=== WHAT THIS TASK INVOLVES ===
Only the number is wanted: count the lines that include the word "Descent".

[Figure dataset records]
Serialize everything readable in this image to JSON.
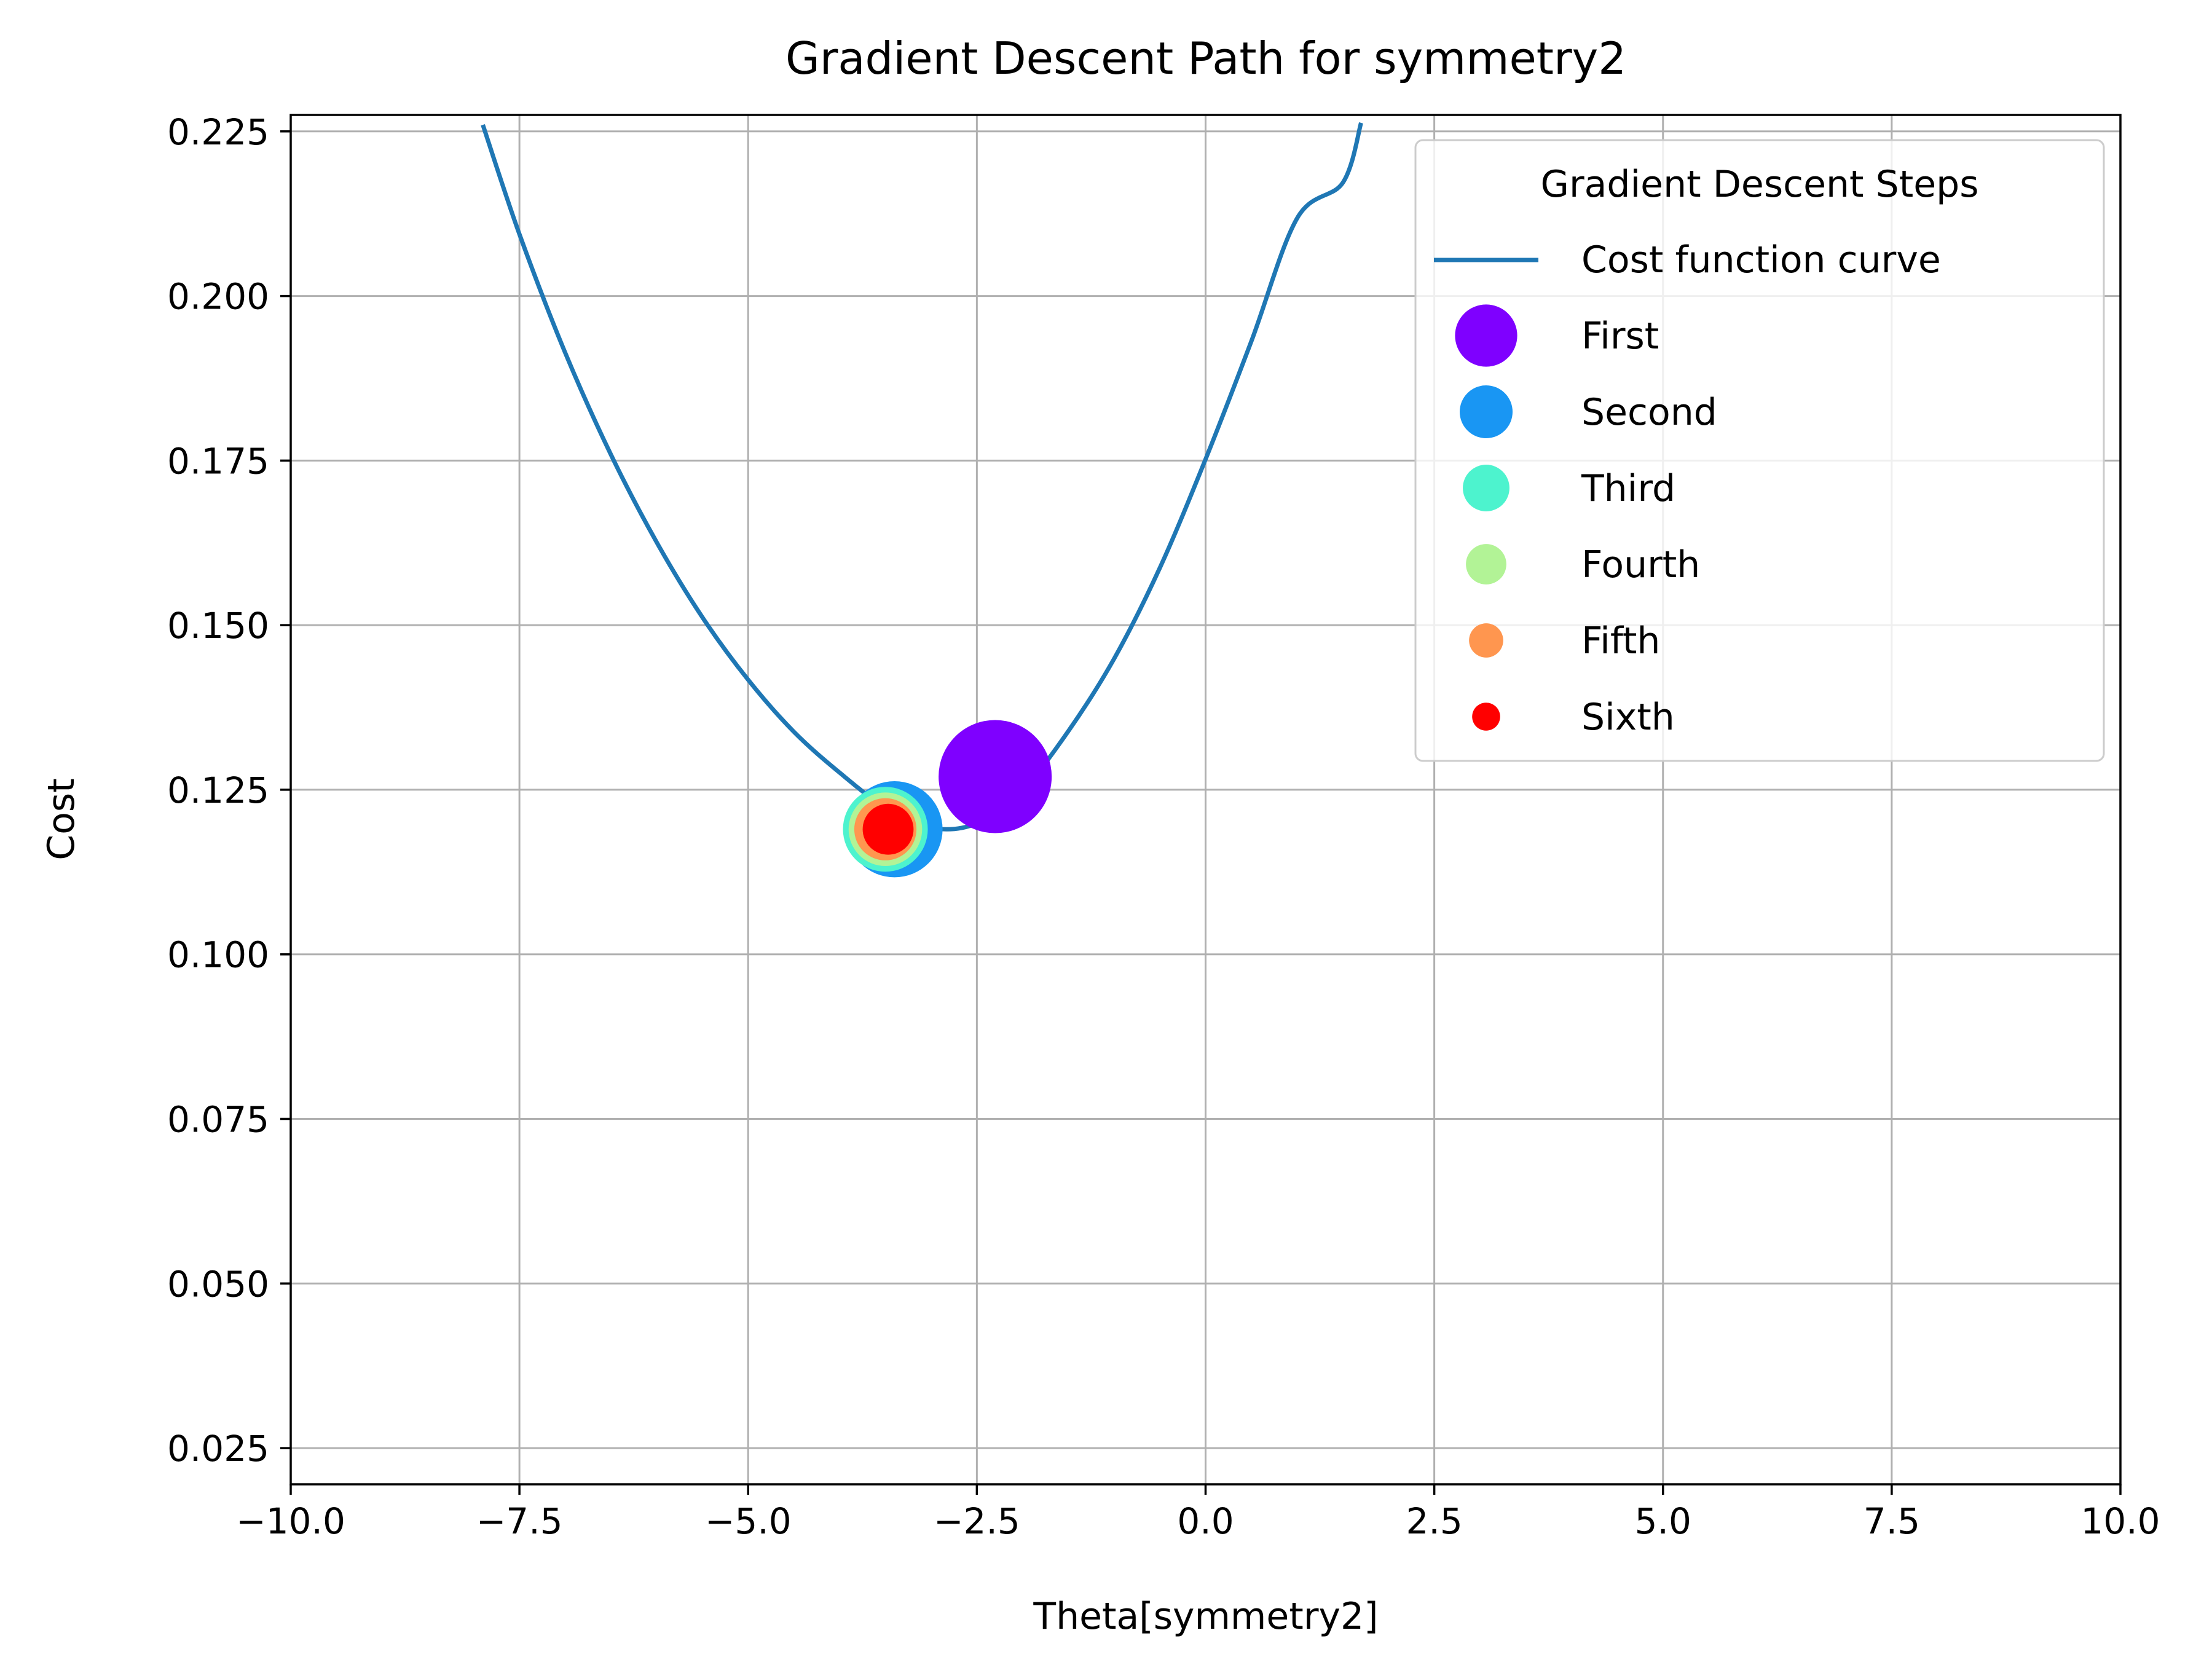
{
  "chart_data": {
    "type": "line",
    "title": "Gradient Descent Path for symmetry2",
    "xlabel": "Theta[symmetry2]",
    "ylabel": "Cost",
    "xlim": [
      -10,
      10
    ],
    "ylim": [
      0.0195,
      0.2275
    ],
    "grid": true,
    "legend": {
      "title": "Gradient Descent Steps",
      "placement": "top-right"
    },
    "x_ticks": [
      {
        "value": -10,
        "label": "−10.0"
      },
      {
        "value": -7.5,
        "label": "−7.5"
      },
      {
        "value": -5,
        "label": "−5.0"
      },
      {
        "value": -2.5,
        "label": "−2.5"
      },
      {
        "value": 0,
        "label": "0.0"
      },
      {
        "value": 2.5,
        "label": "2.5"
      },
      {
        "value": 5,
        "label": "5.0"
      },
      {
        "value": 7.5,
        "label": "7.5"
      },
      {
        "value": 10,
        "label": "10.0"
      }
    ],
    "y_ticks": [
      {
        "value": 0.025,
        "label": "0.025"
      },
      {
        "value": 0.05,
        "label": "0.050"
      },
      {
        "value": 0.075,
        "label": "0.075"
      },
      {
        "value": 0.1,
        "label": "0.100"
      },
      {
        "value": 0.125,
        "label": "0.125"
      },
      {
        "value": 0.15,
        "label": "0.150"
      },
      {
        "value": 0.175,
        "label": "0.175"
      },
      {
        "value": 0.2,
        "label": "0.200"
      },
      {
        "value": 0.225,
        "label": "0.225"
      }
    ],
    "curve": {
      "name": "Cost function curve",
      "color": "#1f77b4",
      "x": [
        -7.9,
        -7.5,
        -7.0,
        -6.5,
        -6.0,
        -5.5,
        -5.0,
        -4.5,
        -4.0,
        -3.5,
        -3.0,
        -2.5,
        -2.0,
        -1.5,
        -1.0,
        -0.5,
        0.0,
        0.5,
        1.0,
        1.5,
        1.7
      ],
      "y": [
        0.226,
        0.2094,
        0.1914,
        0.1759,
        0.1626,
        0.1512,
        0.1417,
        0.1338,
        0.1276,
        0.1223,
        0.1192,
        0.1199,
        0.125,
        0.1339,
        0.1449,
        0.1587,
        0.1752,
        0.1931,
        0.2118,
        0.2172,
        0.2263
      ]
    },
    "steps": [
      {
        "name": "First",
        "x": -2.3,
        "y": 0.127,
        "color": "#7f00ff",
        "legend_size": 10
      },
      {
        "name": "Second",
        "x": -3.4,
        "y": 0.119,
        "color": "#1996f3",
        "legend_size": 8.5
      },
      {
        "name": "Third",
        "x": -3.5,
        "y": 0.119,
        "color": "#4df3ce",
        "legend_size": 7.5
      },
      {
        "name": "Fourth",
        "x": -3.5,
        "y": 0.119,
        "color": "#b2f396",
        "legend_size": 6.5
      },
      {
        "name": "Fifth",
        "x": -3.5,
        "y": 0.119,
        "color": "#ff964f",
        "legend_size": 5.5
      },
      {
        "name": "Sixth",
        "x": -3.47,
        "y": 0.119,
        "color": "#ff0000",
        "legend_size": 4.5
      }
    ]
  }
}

=== ANSWER TO THIS TASK ===
2